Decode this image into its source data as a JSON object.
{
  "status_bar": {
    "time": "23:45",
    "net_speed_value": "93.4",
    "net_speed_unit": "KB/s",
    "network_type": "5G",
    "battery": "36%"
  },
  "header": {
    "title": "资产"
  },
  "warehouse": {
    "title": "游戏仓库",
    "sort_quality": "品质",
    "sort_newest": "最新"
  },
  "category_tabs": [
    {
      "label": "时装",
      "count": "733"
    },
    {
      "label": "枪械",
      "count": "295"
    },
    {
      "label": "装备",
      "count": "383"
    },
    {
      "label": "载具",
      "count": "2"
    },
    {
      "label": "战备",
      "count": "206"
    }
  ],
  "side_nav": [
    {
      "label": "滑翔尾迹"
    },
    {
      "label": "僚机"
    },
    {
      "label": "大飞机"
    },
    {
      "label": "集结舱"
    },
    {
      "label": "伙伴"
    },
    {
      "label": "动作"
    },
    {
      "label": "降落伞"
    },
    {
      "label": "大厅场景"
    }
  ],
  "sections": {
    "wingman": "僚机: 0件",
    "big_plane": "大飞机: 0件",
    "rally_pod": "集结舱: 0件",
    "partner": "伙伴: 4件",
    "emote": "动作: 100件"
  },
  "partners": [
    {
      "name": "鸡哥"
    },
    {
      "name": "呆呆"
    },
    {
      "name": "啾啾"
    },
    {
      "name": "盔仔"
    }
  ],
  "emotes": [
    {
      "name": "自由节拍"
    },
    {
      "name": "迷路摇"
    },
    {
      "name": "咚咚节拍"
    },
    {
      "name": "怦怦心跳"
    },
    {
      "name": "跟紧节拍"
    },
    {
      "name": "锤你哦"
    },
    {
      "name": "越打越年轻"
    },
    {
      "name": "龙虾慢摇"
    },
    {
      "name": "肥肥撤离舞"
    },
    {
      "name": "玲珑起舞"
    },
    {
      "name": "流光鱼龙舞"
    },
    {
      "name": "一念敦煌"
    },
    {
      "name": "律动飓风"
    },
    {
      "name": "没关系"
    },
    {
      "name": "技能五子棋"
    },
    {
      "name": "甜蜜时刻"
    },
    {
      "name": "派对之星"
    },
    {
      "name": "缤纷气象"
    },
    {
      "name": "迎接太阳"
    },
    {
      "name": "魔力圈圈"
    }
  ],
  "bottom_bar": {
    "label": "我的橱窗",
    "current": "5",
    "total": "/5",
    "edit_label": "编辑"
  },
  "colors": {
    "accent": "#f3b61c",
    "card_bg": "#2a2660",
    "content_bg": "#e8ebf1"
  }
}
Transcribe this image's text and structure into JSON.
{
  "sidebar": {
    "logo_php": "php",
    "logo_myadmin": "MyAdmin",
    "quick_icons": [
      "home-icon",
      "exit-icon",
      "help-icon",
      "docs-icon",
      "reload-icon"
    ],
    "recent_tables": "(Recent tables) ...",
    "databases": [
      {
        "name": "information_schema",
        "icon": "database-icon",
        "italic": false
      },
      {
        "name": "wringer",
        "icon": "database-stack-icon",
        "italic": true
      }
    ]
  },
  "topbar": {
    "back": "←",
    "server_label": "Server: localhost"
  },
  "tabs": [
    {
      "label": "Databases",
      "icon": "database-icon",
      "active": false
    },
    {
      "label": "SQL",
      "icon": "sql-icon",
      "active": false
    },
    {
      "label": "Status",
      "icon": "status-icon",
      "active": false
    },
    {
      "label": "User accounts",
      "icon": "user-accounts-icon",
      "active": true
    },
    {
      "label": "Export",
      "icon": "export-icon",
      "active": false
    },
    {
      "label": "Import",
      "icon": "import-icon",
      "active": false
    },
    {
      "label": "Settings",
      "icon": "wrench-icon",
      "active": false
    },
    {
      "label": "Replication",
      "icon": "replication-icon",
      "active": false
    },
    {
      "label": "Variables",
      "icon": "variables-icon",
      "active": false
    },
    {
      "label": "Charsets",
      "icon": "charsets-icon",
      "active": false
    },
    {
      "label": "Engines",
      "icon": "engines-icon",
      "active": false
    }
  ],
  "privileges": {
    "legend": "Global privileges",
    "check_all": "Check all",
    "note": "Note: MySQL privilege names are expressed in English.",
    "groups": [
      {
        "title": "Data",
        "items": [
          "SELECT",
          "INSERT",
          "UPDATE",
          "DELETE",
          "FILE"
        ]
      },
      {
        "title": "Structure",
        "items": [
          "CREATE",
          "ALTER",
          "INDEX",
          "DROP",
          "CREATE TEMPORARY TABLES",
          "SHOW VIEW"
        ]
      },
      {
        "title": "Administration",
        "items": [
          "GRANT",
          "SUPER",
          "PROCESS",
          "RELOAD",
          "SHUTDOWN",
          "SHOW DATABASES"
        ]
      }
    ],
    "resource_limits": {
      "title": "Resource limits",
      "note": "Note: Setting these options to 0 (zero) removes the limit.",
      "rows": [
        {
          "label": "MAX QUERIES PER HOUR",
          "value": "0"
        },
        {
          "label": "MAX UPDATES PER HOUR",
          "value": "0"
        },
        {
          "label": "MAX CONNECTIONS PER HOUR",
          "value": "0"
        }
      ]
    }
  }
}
-------------------------
• [Stated problem] Return all lines of the material above in which the word "note" occurs.

• [Task response]
    "note": "Note: MySQL privilege names are expressed in English.",
      "note": "Note: Setting these options to 0 (zero) removes the limit.",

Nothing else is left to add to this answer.